◆ TASK OBJECTIVE
Copy out the entries from the line containing "main-nav: Home About" through the line containing "carousel-indicator-2[interactable] bbox=[669, 508, 680, 519]", renaming every "carousel-indicator" to "slide-dot" and leaving everything else unchanged.

◆ DATA
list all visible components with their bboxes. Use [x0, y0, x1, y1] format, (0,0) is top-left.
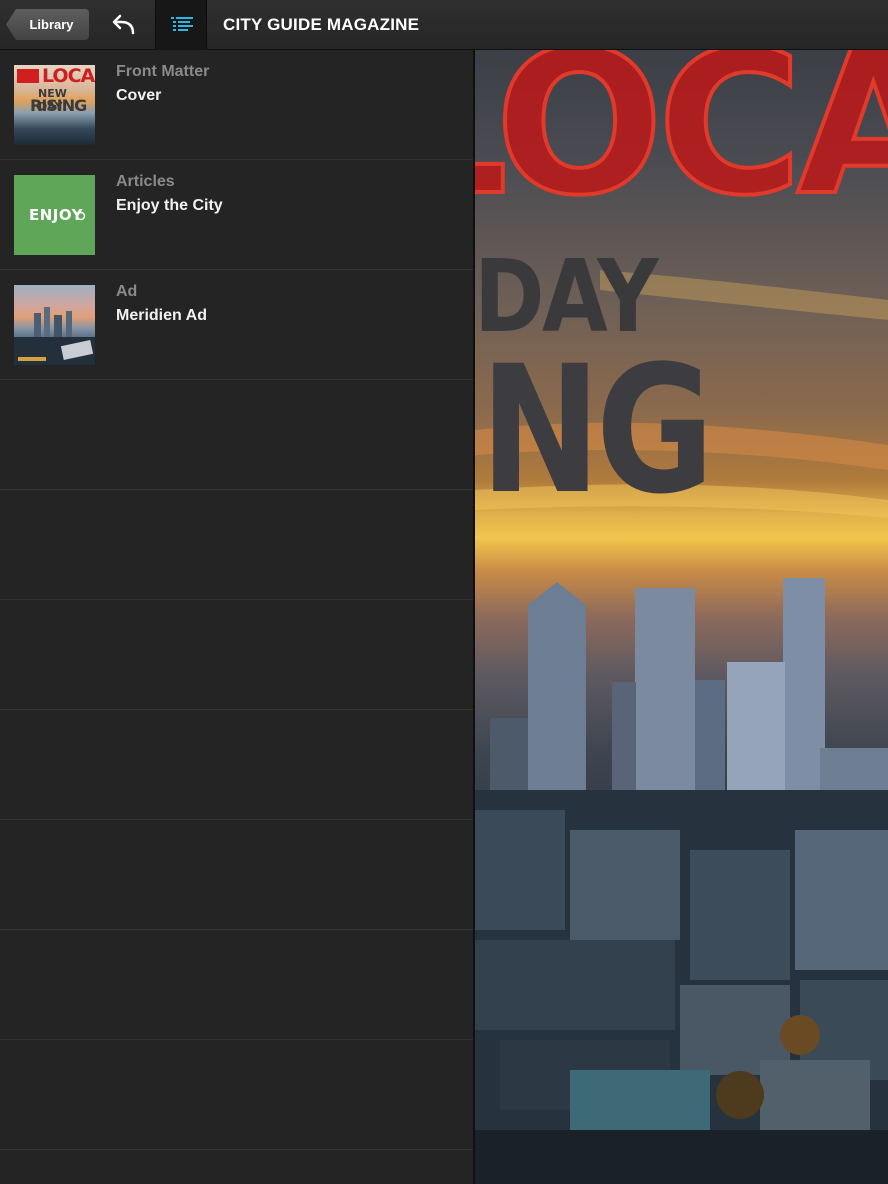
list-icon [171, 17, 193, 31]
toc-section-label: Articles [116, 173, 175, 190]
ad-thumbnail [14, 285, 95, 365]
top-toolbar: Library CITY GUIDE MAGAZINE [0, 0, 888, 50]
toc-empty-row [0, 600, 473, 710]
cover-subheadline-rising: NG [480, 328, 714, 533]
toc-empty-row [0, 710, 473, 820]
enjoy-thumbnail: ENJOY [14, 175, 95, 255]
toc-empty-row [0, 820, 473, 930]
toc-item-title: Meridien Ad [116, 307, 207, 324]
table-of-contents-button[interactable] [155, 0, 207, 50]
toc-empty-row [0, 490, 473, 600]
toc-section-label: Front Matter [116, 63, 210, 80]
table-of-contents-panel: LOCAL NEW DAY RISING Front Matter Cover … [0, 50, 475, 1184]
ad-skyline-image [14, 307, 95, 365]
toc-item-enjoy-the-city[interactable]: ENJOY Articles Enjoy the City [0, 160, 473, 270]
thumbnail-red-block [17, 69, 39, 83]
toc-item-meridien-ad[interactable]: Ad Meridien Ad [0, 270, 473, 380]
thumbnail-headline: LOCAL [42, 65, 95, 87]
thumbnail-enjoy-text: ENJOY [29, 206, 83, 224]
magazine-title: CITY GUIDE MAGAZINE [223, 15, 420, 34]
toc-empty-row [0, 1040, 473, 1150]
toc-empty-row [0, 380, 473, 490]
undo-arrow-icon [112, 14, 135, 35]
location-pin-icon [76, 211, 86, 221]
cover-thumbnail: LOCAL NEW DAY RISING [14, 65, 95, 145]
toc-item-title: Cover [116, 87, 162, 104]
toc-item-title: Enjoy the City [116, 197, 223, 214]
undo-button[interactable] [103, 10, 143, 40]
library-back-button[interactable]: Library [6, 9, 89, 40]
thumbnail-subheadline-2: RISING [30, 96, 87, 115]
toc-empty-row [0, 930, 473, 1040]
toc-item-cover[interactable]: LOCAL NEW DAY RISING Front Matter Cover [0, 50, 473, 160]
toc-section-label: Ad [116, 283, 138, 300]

==

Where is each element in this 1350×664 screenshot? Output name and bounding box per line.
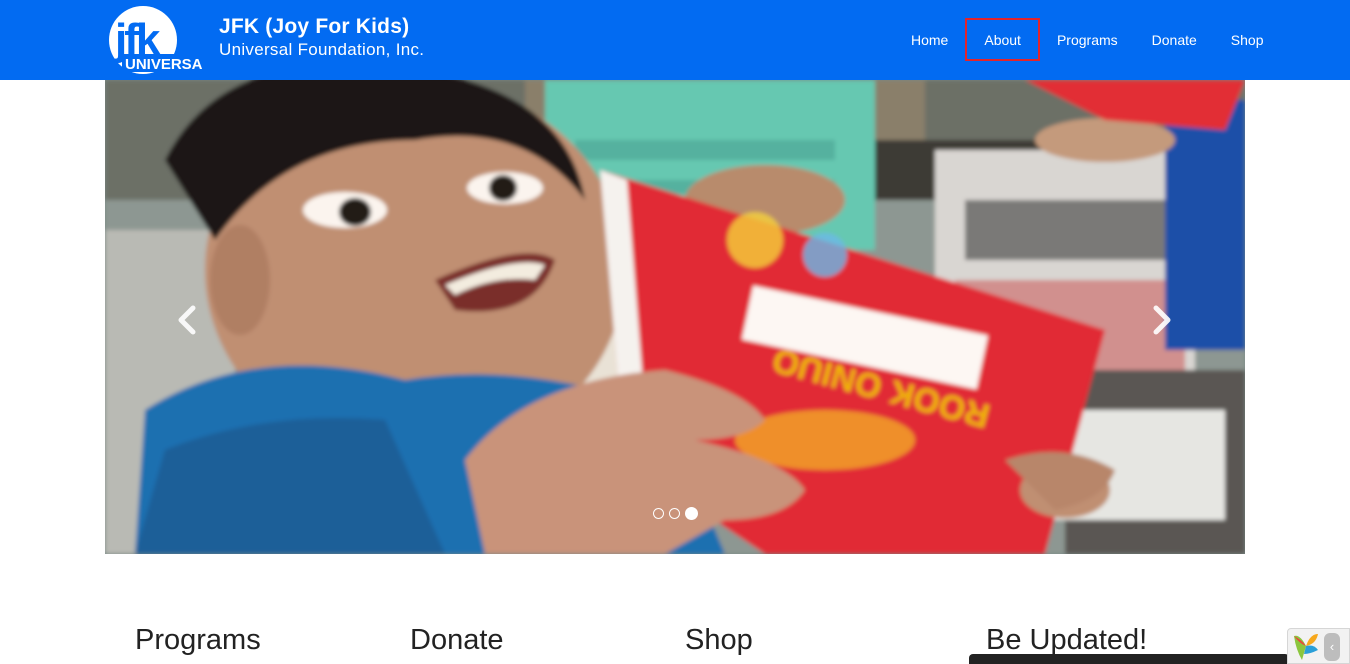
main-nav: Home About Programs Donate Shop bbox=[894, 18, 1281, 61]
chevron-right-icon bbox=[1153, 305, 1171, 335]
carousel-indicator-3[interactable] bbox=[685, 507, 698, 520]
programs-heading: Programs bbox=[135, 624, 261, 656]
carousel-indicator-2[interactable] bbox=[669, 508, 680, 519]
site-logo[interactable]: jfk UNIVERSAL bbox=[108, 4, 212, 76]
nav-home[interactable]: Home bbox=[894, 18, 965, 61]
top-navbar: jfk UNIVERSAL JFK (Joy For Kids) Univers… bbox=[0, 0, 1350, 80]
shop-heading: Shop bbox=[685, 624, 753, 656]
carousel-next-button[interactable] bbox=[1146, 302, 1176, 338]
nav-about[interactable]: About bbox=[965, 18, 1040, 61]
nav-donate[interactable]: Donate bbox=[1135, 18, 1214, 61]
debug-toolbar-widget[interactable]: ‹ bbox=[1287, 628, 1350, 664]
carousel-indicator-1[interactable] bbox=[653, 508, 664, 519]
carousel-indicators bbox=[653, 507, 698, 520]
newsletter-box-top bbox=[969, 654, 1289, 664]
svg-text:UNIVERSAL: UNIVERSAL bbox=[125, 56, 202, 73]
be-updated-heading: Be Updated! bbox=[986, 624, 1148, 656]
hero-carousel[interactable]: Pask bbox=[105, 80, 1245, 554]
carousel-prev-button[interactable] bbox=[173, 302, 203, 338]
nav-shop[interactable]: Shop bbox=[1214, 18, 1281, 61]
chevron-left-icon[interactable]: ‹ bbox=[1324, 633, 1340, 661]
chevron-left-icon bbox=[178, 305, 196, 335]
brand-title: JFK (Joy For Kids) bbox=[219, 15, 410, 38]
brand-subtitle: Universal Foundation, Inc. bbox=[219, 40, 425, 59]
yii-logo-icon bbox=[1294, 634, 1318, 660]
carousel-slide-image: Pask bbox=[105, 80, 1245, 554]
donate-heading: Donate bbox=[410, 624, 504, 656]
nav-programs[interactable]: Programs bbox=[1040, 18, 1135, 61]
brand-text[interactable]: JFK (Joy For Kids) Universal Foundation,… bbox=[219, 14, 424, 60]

◆ WRITTEN SOLUTION
main-nav: Home About Programs Donate Shop bbox=[894, 18, 1281, 61]
chevron-right-icon bbox=[1153, 305, 1171, 335]
slide-dot-3[interactable] bbox=[685, 507, 698, 520]
programs-heading: Programs bbox=[135, 624, 261, 656]
slide-dot-2[interactable] bbox=[669, 508, 680, 519]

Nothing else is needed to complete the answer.